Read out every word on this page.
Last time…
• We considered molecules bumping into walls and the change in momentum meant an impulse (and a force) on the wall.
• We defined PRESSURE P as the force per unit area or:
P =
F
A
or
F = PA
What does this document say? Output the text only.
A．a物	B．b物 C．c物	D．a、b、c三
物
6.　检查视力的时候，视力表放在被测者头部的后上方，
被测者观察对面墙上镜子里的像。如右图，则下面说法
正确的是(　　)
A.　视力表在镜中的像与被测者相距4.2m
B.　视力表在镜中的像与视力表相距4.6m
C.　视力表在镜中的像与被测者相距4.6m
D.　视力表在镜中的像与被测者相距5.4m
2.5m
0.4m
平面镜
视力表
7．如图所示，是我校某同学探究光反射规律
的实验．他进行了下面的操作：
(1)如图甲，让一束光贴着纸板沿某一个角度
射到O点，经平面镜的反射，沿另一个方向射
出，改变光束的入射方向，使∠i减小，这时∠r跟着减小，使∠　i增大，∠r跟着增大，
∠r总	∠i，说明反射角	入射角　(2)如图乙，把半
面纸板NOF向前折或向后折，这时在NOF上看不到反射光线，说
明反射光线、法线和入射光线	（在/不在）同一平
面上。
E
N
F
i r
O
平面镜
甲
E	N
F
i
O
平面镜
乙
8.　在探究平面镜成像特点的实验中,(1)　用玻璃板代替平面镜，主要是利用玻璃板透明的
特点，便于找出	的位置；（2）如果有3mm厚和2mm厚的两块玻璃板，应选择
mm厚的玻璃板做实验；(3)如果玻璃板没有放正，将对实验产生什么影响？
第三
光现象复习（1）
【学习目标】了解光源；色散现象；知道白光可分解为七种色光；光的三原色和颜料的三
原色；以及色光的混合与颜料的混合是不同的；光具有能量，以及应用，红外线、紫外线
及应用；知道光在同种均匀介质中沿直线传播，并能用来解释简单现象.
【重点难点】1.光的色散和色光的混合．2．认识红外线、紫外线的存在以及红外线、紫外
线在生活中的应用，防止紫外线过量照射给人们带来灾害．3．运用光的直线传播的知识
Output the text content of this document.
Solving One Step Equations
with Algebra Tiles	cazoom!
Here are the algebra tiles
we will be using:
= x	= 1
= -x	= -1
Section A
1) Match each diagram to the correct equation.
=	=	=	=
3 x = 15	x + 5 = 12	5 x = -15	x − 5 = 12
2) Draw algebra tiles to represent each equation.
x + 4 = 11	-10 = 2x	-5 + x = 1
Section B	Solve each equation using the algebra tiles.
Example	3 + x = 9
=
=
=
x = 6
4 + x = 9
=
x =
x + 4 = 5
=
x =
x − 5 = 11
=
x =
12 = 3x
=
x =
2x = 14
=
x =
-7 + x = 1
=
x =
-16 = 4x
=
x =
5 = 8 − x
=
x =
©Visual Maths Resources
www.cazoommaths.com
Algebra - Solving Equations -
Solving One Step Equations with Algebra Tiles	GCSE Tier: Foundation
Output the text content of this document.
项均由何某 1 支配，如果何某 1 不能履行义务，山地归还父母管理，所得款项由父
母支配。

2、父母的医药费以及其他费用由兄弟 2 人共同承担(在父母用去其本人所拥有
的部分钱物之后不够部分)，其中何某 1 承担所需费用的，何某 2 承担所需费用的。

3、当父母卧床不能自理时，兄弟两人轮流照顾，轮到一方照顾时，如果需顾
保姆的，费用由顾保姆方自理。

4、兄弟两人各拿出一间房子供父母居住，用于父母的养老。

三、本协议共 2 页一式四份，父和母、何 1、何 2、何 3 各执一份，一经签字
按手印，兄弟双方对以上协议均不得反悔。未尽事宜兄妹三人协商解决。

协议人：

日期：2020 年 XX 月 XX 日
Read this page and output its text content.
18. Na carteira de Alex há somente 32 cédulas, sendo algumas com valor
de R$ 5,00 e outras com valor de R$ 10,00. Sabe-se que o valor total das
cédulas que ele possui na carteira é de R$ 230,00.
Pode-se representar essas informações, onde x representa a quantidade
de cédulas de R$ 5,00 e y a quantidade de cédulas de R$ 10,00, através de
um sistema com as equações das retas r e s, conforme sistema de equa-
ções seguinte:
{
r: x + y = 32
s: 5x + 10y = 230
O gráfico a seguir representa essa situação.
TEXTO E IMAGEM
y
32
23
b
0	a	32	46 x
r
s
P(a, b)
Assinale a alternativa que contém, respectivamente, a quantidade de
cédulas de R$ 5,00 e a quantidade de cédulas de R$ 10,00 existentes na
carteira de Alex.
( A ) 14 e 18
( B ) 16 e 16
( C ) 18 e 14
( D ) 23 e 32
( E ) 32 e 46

Written instruction:
Look through the entries and find each line that has the string "Alex". Copy those lines.

Response:
18. Na carteira de Alex há somente 32 cédulas, sendo algumas com valor
carteira de Alex.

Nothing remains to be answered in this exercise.